# START OF Dataset content

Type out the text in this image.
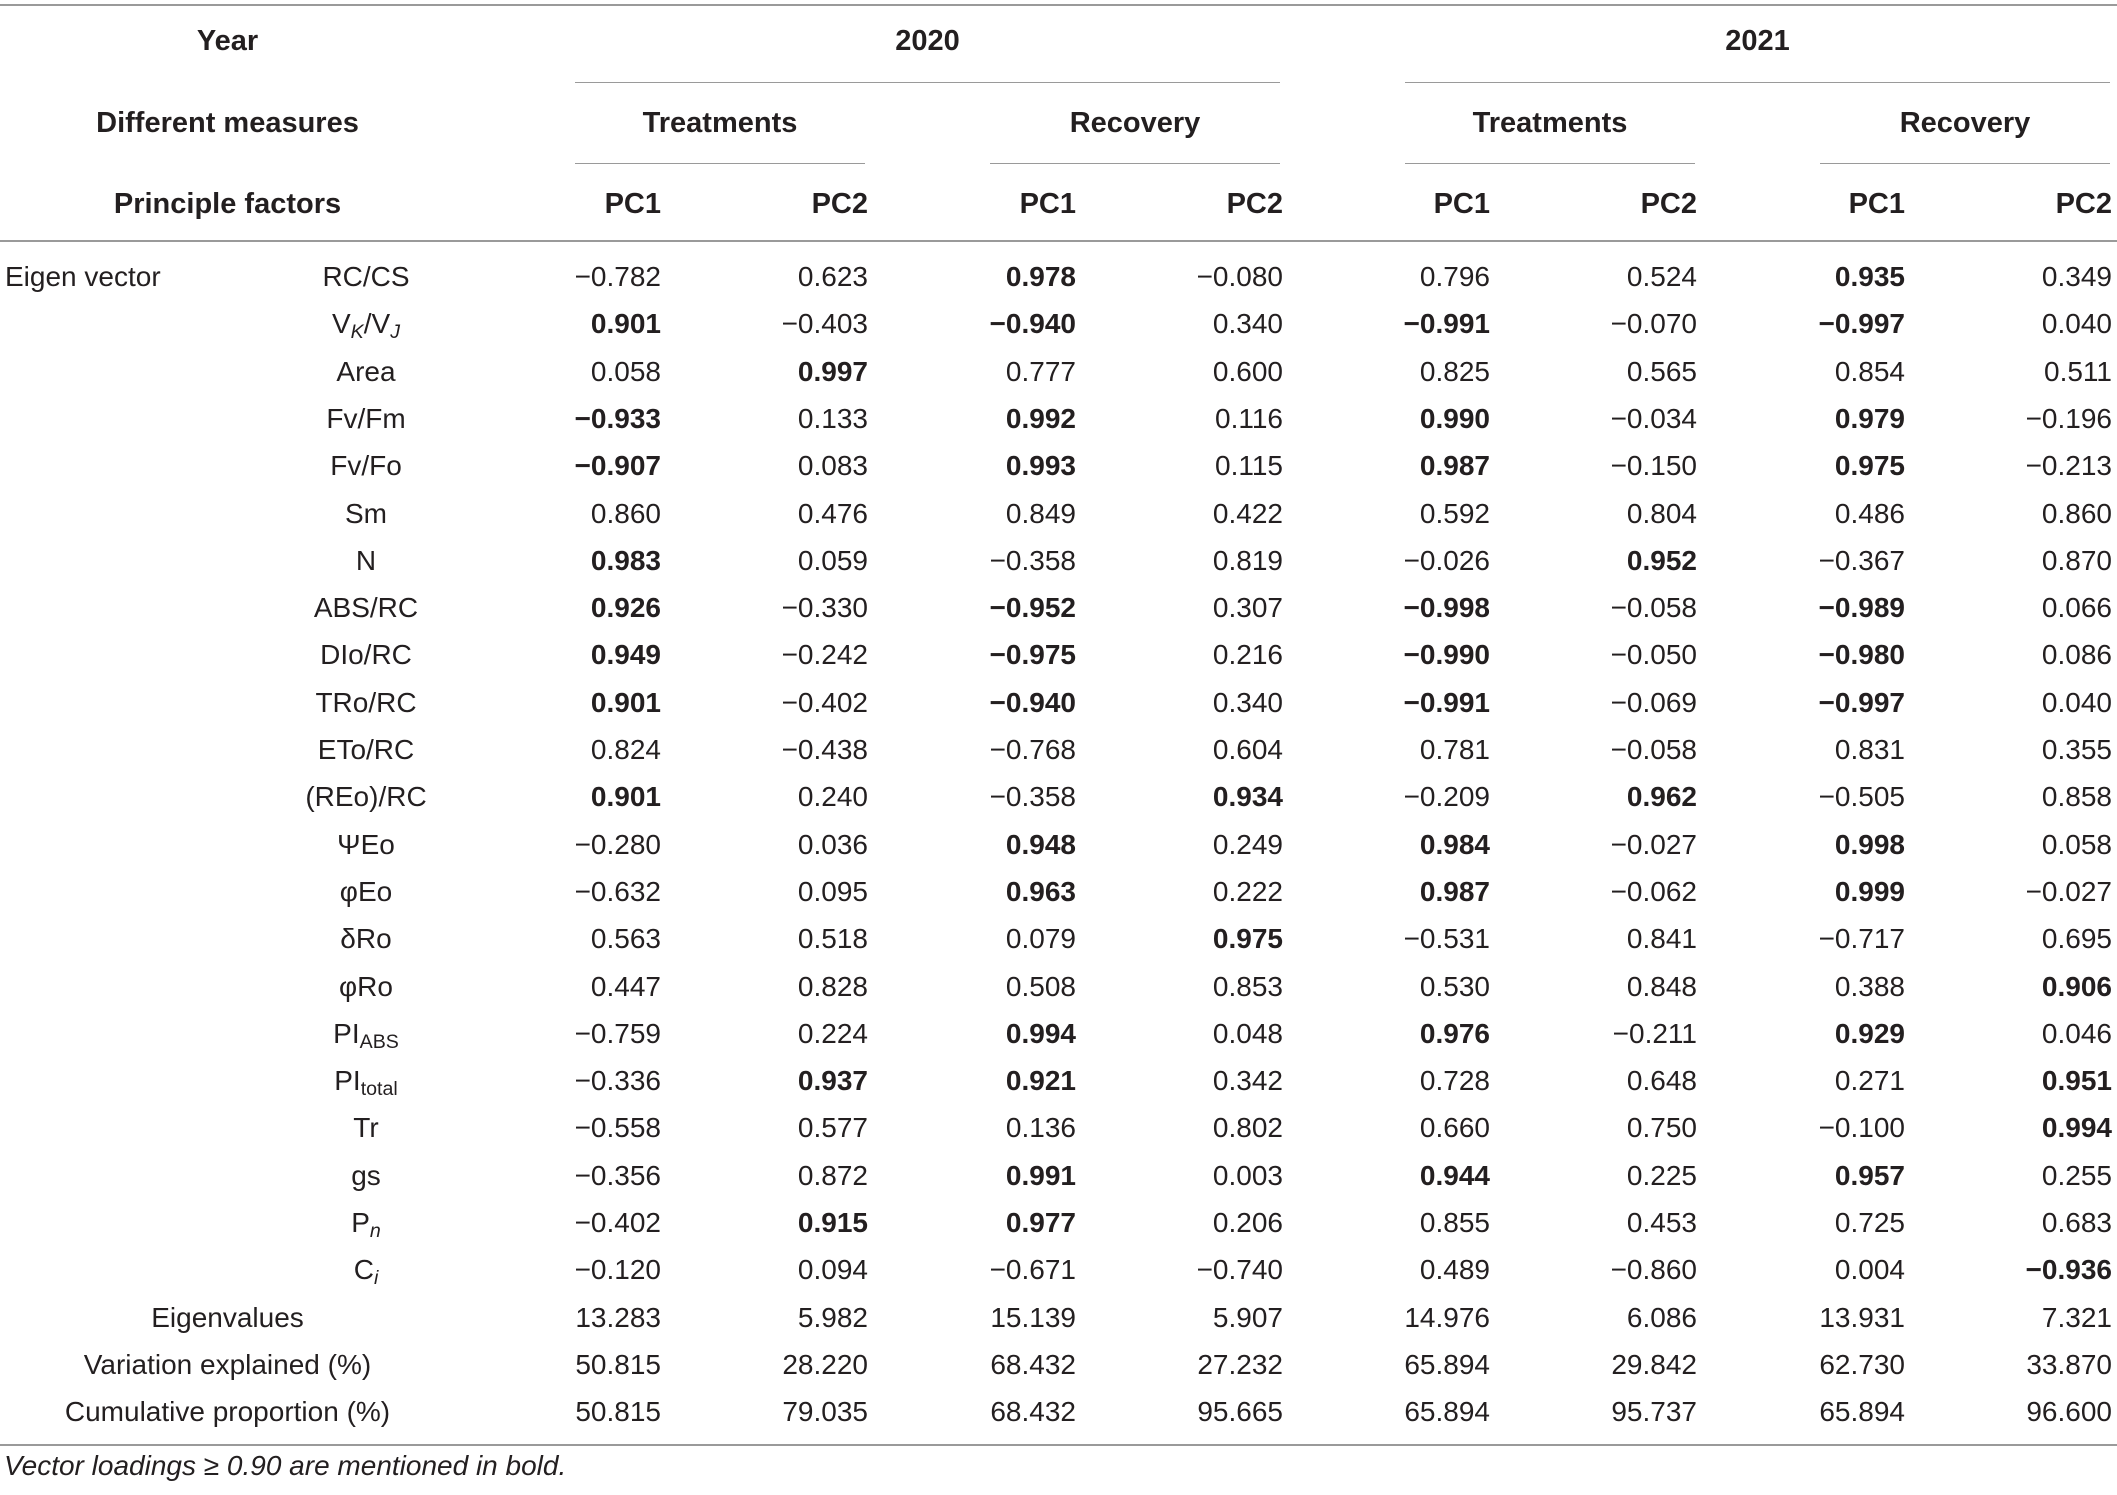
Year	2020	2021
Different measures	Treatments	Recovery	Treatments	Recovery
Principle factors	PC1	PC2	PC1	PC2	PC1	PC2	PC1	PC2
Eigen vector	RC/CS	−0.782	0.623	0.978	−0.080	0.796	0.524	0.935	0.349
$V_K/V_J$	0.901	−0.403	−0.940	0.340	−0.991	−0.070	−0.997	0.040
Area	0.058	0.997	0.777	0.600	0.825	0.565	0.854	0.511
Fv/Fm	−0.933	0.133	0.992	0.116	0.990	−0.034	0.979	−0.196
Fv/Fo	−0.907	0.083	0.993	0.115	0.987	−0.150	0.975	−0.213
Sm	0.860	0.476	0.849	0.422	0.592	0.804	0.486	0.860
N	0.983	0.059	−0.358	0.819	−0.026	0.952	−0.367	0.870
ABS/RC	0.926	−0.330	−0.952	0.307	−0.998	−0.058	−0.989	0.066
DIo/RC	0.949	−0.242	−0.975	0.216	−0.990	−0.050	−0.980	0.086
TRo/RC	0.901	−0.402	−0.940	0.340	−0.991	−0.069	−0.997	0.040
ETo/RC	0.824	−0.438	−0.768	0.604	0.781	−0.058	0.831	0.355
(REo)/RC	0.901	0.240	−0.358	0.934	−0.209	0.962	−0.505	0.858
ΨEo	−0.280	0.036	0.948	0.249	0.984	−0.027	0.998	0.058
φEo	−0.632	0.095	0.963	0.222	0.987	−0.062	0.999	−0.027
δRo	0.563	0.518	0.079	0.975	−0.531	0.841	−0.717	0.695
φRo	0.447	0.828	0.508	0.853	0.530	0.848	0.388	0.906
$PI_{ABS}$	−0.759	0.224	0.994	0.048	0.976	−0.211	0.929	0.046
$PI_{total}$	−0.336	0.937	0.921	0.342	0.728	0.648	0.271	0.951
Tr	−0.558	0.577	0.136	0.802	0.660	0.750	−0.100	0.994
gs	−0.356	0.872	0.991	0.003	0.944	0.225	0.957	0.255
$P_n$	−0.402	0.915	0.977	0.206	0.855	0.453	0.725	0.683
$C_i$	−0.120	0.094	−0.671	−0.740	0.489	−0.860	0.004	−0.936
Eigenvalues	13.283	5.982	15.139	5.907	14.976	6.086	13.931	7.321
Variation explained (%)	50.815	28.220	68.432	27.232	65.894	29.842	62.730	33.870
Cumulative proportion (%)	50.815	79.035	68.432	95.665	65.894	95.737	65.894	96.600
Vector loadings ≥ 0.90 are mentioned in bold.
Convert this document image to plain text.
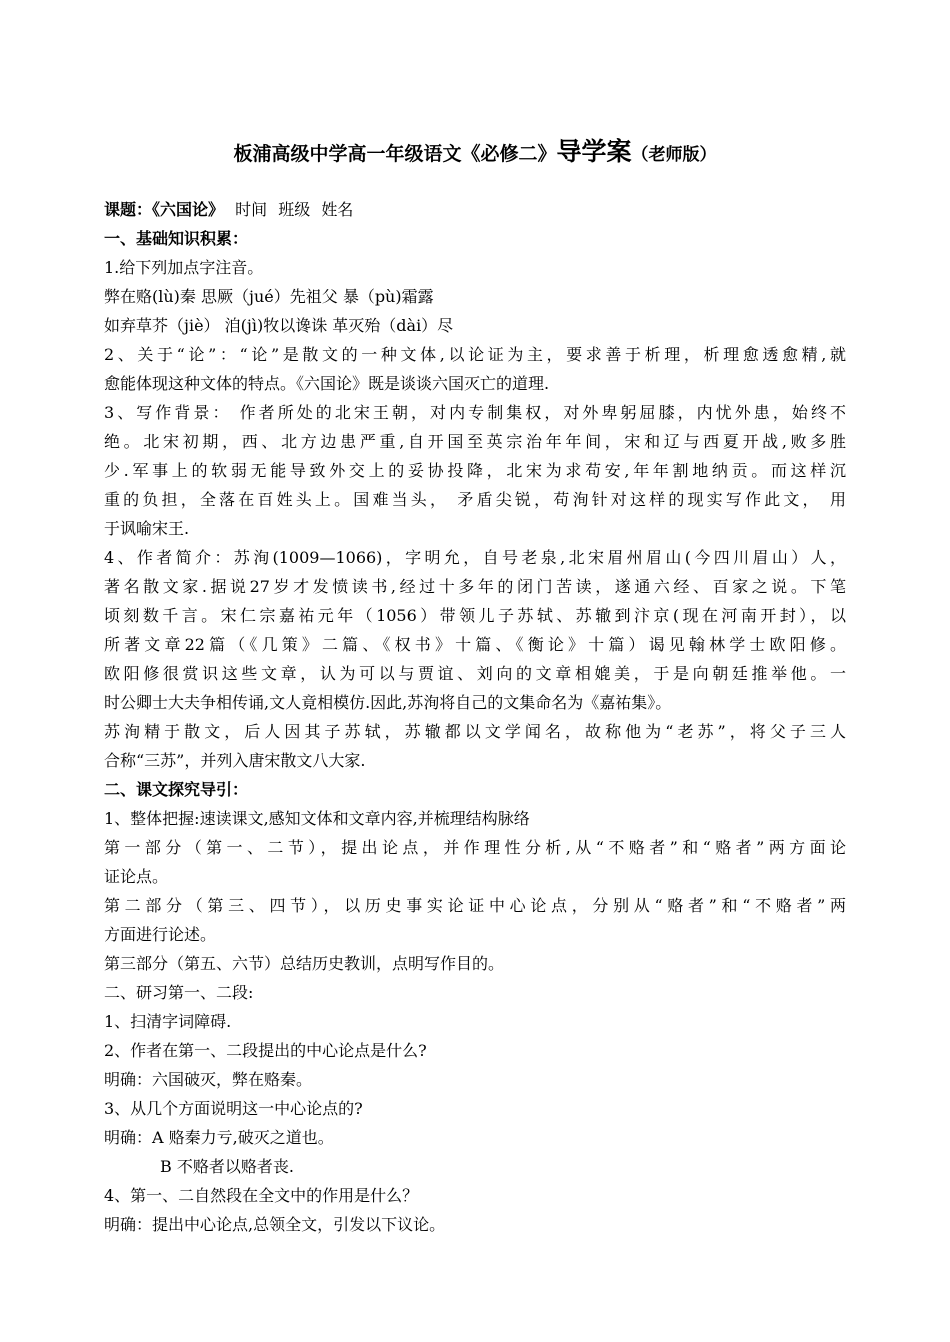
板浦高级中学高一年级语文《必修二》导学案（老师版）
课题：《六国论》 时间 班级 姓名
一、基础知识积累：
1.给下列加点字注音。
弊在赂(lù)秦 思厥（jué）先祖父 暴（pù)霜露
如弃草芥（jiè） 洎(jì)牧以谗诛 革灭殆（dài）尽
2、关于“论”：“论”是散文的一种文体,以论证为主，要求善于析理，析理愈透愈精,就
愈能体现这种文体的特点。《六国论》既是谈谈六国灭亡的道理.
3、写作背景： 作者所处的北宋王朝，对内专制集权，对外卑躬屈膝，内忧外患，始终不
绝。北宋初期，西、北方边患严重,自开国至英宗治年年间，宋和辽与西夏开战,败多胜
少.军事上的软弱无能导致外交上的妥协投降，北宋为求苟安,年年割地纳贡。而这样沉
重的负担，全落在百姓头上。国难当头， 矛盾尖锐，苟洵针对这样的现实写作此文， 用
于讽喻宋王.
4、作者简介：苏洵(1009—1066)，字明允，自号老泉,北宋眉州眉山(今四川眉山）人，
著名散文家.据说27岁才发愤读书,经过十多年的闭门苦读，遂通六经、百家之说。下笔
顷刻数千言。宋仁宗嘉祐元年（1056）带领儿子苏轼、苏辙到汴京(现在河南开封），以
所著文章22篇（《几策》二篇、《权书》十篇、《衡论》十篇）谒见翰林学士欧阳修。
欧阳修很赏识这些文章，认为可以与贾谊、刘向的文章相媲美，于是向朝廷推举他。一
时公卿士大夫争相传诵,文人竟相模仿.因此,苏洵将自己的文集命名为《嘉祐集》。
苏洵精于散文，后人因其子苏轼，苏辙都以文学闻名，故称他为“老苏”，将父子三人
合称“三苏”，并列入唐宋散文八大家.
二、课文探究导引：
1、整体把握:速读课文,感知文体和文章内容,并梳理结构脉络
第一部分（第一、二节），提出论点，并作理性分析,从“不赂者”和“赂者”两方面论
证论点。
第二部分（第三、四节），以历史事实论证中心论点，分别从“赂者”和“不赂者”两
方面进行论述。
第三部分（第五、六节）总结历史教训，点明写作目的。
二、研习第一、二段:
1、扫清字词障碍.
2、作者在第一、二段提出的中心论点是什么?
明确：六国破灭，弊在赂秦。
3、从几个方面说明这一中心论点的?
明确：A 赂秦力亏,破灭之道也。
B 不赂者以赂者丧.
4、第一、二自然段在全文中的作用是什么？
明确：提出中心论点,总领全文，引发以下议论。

# END OF Dataset content

■ Problem: Restate each of the entries above word for word and skip every image.

■ Solution below:
Type out the text in this image.
Year	2020	2021
Different measures	Treatments	Recovery	Treatments	Recovery
Principle factors	PC1	PC2	PC1	PC2	PC1	PC2	PC1	PC2
Eigen vector	RC/CS	−0.782	0.623	0.978	−0.080	0.796	0.524	0.935	0.349
$V_K/V_J$	0.901	−0.403	−0.940	0.340	−0.991	−0.070	−0.997	0.040
Area	0.058	0.997	0.777	0.600	0.825	0.565	0.854	0.511
Fv/Fm	−0.933	0.133	0.992	0.116	0.990	−0.034	0.979	−0.196
Fv/Fo	−0.907	0.083	0.993	0.115	0.987	−0.150	0.975	−0.213
Sm	0.860	0.476	0.849	0.422	0.592	0.804	0.486	0.860
N	0.983	0.059	−0.358	0.819	−0.026	0.952	−0.367	0.870
ABS/RC	0.926	−0.330	−0.952	0.307	−0.998	−0.058	−0.989	0.066
DIo/RC	0.949	−0.242	−0.975	0.216	−0.990	−0.050	−0.980	0.086
TRo/RC	0.901	−0.402	−0.940	0.340	−0.991	−0.069	−0.997	0.040
ETo/RC	0.824	−0.438	−0.768	0.604	0.781	−0.058	0.831	0.355
(REo)/RC	0.901	0.240	−0.358	0.934	−0.209	0.962	−0.505	0.858
ΨEo	−0.280	0.036	0.948	0.249	0.984	−0.027	0.998	0.058
φEo	−0.632	0.095	0.963	0.222	0.987	−0.062	0.999	−0.027
δRo	0.563	0.518	0.079	0.975	−0.531	0.841	−0.717	0.695
φRo	0.447	0.828	0.508	0.853	0.530	0.848	0.388	0.906
$PI_{ABS}$	−0.759	0.224	0.994	0.048	0.976	−0.211	0.929	0.046
$PI_{total}$	−0.336	0.937	0.921	0.342	0.728	0.648	0.271	0.951
Tr	−0.558	0.577	0.136	0.802	0.660	0.750	−0.100	0.994
gs	−0.356	0.872	0.991	0.003	0.944	0.225	0.957	0.255
$P_n$	−0.402	0.915	0.977	0.206	0.855	0.453	0.725	0.683
$C_i$	−0.120	0.094	−0.671	−0.740	0.489	−0.860	0.004	−0.936
Eigenvalues	13.283	5.982	15.139	5.907	14.976	6.086	13.931	7.321
Variation explained (%)	50.815	28.220	68.432	27.232	65.894	29.842	62.730	33.870
Cumulative proportion (%)	50.815	79.035	68.432	95.665	65.894	95.737	65.894	96.600
Vector loadings ≥ 0.90 are mentioned in bold.
Convert this document image to plain text.
板浦高级中学高一年级语文《必修二》导学案（老师版）
课题：《六国论》 时间 班级 姓名
一、基础知识积累：
1.给下列加点字注音。
弊在赂(lù)秦 思厥（jué）先祖父 暴（pù)霜露
如弃草芥（jiè） 洎(jì)牧以谗诛 革灭殆（dài）尽
2、关于“论”：“论”是散文的一种文体,以论证为主，要求善于析理，析理愈透愈精,就
愈能体现这种文体的特点。《六国论》既是谈谈六国灭亡的道理.
3、写作背景： 作者所处的北宋王朝，对内专制集权，对外卑躬屈膝，内忧外患，始终不
绝。北宋初期，西、北方边患严重,自开国至英宗治年年间，宋和辽与西夏开战,败多胜
少.军事上的软弱无能导致外交上的妥协投降，北宋为求苟安,年年割地纳贡。而这样沉
重的负担，全落在百姓头上。国难当头， 矛盾尖锐，苟洵针对这样的现实写作此文， 用
于讽喻宋王.
4、作者简介：苏洵(1009—1066)，字明允，自号老泉,北宋眉州眉山(今四川眉山）人，
著名散文家.据说27岁才发愤读书,经过十多年的闭门苦读，遂通六经、百家之说。下笔
顷刻数千言。宋仁宗嘉祐元年（1056）带领儿子苏轼、苏辙到汴京(现在河南开封），以
所著文章22篇（《几策》二篇、《权书》十篇、《衡论》十篇）谒见翰林学士欧阳修。
欧阳修很赏识这些文章，认为可以与贾谊、刘向的文章相媲美，于是向朝廷推举他。一
时公卿士大夫争相传诵,文人竟相模仿.因此,苏洵将自己的文集命名为《嘉祐集》。
苏洵精于散文，后人因其子苏轼，苏辙都以文学闻名，故称他为“老苏”，将父子三人
合称“三苏”，并列入唐宋散文八大家.
二、课文探究导引：
1、整体把握:速读课文,感知文体和文章内容,并梳理结构脉络
第一部分（第一、二节），提出论点，并作理性分析,从“不赂者”和“赂者”两方面论
证论点。
第二部分（第三、四节），以历史事实论证中心论点，分别从“赂者”和“不赂者”两
方面进行论述。
第三部分（第五、六节）总结历史教训，点明写作目的。
二、研习第一、二段:
1、扫清字词障碍.
2、作者在第一、二段提出的中心论点是什么?
明确：六国破灭，弊在赂秦。
3、从几个方面说明这一中心论点的?
明确：A 赂秦力亏,破灭之道也。
B 不赂者以赂者丧.
4、第一、二自然段在全文中的作用是什么？
明确：提出中心论点,总领全文，引发以下议论。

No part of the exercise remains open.